# [Excerpt to read]
╔══
Before even opening, the Academy Museum is a very slick operation, right down to the Rolex-sponsored countdown clock on the homepage announcing the days are left until the 30th September opening.

The building has architectural clout as well as the might of the Academy of Motion Pictures behind it; the designer is famous Italian architect Renzo Piano who has lots of form building fantastic museums and city landmarks.

2020 was the year no-one went to the cinema, so this opening is something film fans can be seriously excited about. The museum will have six floors of exhibition, education & cinematic spaces and they plan to hold regular screenings and live events throughout the year, making it a changing space, and no two visits quite the same.

Who doesn’t love a Hollywood ending, after all?

Autumn: Stockholm’s Vrak – Museum of Wrecks

A shipwreck in the Baltic Sea
© Vrak – Museum of Wrecks

What they say

On the bottom of the Baltic Sea lies much of the world’s greatest cultural heritage. It is time to bring these wrecks and finds to the surface in a new museum. With Vrak – Museum of Wrecks, we want to let visitors dive deep into the secrets of the Baltic Sea.

Why I want to go

I’ve visited Stockholm many times and their museums are always great – this one has the potential to be one of the most fascinating in the whole city.
╚══
# [Actions to take]
[1] In the excerpt about new museums, who designed the Academy Museum building?
[2] For each statement, say yes or no depending on whether the excerpt about new museums agrees with it, and quote the words that decide it. (a) The Academy Museum opens on 30th September. (b) The Academy Museum will have eight floors. (c) The writer has never been to Stockholm.
[3] Reproduce the part of the excerpt about new museums between "I’ve visited Stockholm" and "the whole city.", inclusive.
The lines that come after this text have nothing to do with it.

Document layout analysis data
╔══
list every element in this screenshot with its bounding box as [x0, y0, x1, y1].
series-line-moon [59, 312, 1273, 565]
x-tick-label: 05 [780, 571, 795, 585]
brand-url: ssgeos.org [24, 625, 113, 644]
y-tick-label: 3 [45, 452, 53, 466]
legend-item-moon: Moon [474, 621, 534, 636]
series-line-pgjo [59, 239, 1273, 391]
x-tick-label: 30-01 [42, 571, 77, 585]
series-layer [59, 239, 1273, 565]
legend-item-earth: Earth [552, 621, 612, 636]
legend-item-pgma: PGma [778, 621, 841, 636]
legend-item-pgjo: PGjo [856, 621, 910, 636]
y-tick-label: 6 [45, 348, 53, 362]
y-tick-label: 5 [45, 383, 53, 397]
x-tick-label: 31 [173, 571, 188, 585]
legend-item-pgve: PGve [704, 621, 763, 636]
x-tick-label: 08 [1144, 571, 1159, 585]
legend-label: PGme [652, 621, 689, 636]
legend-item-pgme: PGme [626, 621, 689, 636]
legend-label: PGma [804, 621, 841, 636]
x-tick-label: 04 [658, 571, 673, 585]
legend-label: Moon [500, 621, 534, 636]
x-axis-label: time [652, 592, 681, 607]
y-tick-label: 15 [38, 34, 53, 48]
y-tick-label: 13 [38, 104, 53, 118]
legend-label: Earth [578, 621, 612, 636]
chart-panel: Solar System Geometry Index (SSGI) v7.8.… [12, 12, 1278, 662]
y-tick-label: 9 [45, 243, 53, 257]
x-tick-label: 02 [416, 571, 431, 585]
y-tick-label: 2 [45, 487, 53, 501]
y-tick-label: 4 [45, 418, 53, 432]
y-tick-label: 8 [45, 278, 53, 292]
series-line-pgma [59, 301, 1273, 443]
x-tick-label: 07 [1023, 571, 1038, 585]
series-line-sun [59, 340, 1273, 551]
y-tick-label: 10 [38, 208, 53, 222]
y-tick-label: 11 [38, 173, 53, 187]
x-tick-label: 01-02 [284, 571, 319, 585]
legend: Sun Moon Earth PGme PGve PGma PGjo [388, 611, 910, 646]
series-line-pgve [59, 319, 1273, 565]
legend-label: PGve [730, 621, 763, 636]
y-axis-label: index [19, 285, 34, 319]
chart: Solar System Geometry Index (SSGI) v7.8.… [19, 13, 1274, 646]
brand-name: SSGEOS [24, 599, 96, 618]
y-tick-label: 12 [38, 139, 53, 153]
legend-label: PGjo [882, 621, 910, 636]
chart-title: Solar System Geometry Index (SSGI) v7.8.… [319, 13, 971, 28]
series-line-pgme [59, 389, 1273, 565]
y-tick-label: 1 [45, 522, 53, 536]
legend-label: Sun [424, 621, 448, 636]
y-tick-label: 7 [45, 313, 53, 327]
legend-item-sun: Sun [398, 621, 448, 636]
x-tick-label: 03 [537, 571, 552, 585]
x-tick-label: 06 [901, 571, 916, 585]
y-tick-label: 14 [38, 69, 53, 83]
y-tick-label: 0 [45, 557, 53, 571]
╚══
# [List of solutions]
[1] The famous Italian architect Renzo Piano designed it.

[2]
(a) Yes: "announcing the days are left until the 30th September opening."
(b) No: "The museum will have six floors of exhibition, education & cinematic spaces"
(c) No: "I’ve visited Stockholm many times"

[3]
I’ve visited Stockholm many times and their museums are always great – this one has the potential to be one of the most fascinating in the whole city.